What is expected: Copy each line exactly. Drop every picture.

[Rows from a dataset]
--- START ---
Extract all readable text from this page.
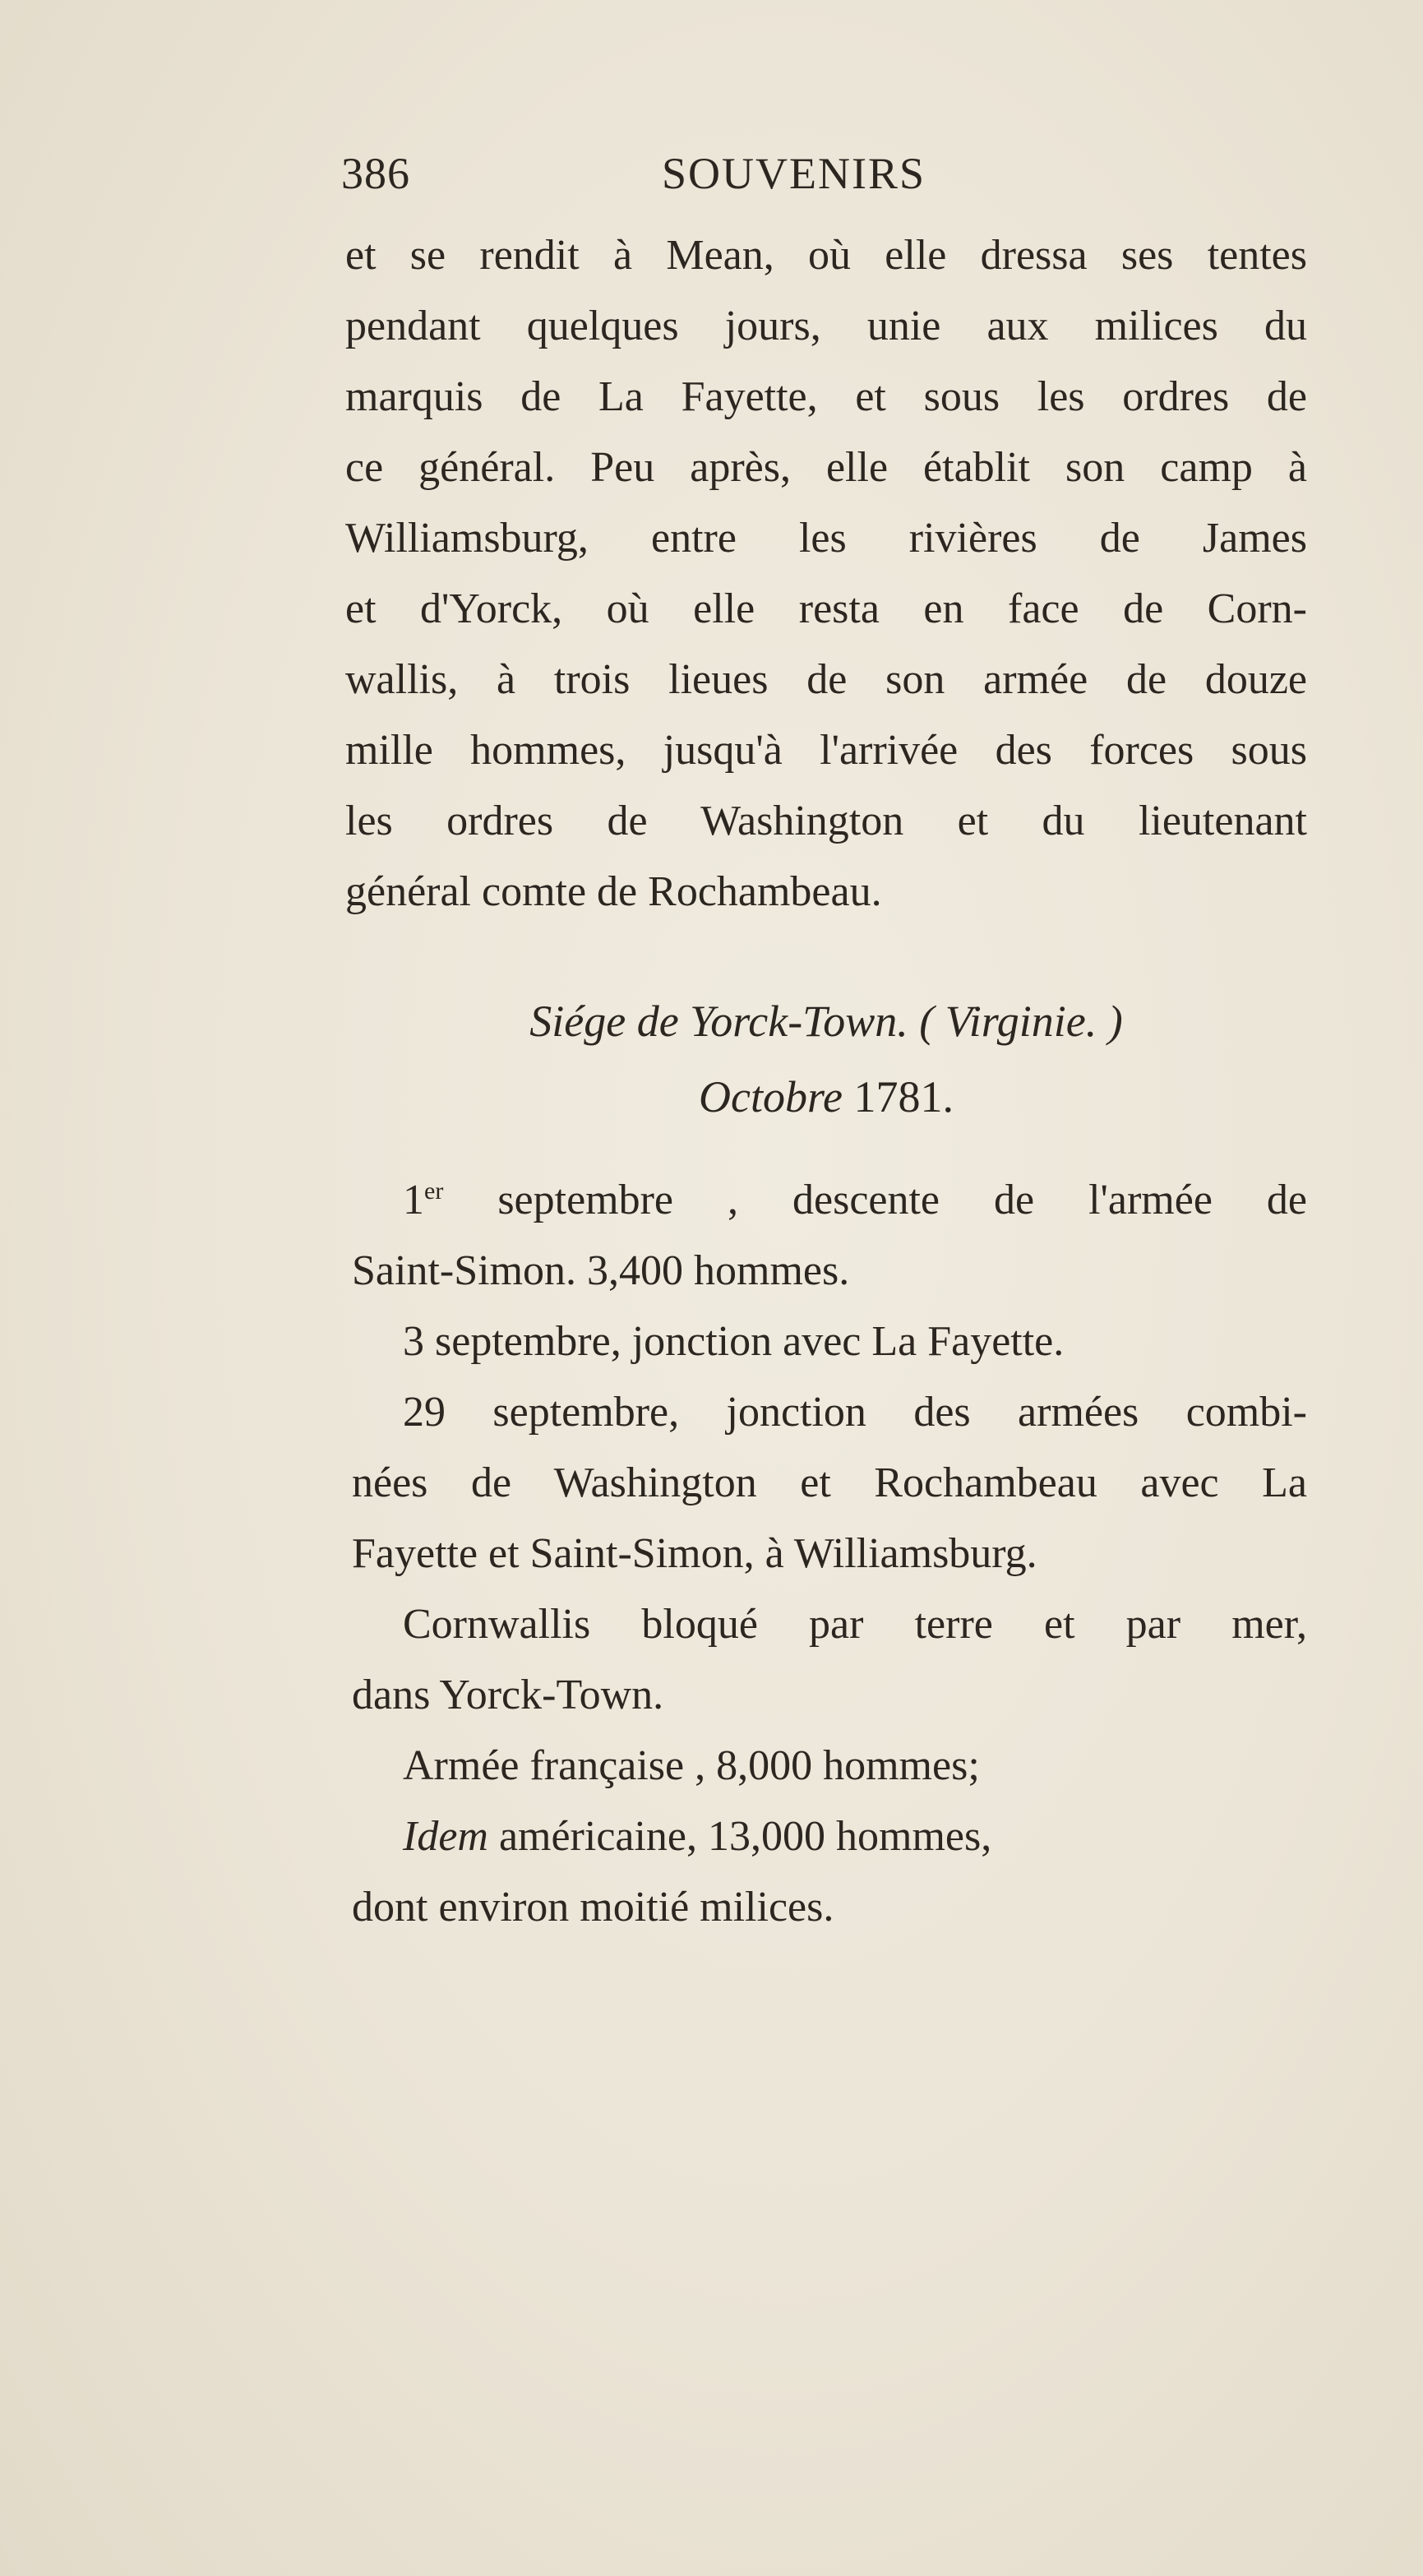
386	SOUVENIRS
et se rendit à Mean, où elle dressa ses tentes
pendant quelques jours, unie aux milices du
marquis de La Fayette, et sous les ordres de
ce général. Peu après, elle établit son camp à
Williamsburg, entre les rivières de James
et d'Yorck, où elle resta en face de Corn-
wallis, à trois lieues de son armée de douze
mille hommes, jusqu'à l'arrivée des forces sous
les ordres de Washington et du lieutenant
général comte de Rochambeau.
Siége de Yorck-Town. ( Virginie. )
Octobre 1781.
1er septembre , descente de l'armée de
Saint-Simon. 3,400 hommes.
3 septembre, jonction avec La Fayette.
29 septembre, jonction des armées combi-
nées de Washington et Rochambeau avec La
Fayette et Saint-Simon, à Williamsburg.
Cornwallis bloqué par terre et par mer,
dans Yorck-Town.
Armée française , 8,000 hommes;
Idem américaine, 13,000 hommes,
dont environ moitié milices.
--- END ---
Reply:
Extract all readable text from this page.
386	SOUVENIRS
et se rendit à Mean, où elle dressa ses tentes
pendant quelques jours, unie aux milices du
marquis de La Fayette, et sous les ordres de
ce général. Peu après, elle établit son camp à
Williamsburg, entre les rivières de James
et d'Yorck, où elle resta en face de Corn-
wallis, à trois lieues de son armée de douze
mille hommes, jusqu'à l'arrivée des forces sous
les ordres de Washington et du lieutenant
général comte de Rochambeau.
Siége de Yorck-Town. ( Virginie. )
Octobre 1781.
1er septembre , descente de l'armée de
Saint-Simon. 3,400 hommes.
3 septembre, jonction avec La Fayette.
29 septembre, jonction des armées combi-
nées de Washington et Rochambeau avec La
Fayette et Saint-Simon, à Williamsburg.
Cornwallis bloqué par terre et par mer,
dans Yorck-Town.
Armée française , 8,000 hommes;
Idem américaine, 13,000 hommes,
dont environ moitié milices.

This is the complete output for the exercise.